• [Extracted entries]:
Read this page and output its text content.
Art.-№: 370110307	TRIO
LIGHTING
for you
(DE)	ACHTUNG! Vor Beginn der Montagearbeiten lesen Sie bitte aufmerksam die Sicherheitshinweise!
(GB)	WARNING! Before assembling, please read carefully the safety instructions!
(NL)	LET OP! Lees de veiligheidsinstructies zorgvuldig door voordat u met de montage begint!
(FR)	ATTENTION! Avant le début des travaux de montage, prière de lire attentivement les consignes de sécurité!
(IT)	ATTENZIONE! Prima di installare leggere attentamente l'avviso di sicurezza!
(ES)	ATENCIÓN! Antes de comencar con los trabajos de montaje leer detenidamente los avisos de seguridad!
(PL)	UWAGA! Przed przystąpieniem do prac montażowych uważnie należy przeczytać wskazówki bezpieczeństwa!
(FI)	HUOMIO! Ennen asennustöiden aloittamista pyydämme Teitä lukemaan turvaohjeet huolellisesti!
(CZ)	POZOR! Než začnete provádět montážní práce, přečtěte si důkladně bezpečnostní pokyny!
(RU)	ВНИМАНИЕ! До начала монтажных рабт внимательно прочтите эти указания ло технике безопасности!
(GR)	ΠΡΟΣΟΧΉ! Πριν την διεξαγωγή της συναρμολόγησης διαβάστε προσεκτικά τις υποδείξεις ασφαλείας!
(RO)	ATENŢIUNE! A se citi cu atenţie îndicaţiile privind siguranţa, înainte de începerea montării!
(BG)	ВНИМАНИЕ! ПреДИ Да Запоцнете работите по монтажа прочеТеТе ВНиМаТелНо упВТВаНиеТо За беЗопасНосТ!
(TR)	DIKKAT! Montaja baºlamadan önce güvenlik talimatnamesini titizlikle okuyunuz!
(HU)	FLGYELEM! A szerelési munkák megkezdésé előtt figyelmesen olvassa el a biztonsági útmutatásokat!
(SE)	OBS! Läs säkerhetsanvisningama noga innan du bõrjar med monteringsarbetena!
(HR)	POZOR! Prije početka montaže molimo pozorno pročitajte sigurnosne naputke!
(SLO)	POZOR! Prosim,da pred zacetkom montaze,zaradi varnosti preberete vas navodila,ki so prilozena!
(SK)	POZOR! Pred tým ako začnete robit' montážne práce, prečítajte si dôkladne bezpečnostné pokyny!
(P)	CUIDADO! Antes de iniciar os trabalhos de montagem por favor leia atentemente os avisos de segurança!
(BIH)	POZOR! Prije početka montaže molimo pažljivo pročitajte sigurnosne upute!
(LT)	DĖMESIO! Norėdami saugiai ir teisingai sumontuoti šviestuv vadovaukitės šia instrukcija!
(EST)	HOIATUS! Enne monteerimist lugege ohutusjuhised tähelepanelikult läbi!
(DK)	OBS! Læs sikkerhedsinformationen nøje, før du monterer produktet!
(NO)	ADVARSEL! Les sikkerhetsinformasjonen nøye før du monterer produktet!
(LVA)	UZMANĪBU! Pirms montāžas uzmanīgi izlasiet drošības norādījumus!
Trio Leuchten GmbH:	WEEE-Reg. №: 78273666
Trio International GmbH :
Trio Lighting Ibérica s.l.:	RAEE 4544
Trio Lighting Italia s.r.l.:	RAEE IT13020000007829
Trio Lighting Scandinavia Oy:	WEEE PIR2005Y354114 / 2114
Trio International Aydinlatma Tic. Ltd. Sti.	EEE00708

--

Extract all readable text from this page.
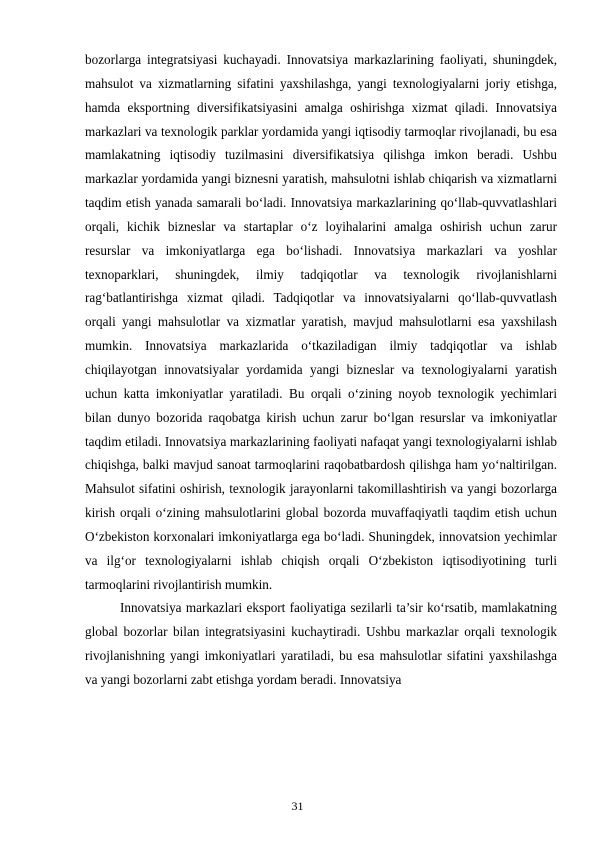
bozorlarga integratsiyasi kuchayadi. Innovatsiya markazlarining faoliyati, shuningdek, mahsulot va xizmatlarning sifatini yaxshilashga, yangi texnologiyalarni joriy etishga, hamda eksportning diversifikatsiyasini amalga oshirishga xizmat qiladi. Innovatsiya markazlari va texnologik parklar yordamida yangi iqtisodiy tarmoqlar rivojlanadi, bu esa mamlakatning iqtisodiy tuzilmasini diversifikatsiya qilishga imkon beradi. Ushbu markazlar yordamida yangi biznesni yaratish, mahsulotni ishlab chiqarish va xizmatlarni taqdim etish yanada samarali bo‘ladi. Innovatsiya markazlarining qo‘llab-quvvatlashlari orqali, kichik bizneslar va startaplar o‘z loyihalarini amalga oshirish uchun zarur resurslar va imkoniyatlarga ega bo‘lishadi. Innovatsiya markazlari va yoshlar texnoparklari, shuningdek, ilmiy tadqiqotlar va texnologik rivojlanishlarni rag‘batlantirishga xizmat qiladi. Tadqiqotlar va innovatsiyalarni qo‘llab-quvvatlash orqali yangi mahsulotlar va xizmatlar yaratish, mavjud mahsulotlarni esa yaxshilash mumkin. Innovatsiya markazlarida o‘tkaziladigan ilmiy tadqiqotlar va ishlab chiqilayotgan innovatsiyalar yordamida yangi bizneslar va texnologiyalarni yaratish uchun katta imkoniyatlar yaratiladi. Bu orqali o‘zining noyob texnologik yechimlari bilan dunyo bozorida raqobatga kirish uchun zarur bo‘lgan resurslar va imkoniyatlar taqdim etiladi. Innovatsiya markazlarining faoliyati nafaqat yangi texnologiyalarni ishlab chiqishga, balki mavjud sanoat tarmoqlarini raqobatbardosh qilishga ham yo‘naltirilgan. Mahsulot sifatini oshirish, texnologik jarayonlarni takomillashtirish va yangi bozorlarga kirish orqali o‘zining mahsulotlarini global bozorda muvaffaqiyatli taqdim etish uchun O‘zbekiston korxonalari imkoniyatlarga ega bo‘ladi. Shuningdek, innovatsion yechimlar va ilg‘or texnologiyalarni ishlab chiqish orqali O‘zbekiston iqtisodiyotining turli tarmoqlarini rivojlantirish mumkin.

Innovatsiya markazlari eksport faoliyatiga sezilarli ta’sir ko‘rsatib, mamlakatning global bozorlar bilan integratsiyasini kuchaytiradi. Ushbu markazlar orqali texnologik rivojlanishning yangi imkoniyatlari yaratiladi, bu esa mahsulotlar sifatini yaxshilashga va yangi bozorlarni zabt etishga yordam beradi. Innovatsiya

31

• [Given task]: In the data above, how many lines contain the string "ВНИМАНИЕ"? Answer with the number only.

• [Written reply]: 2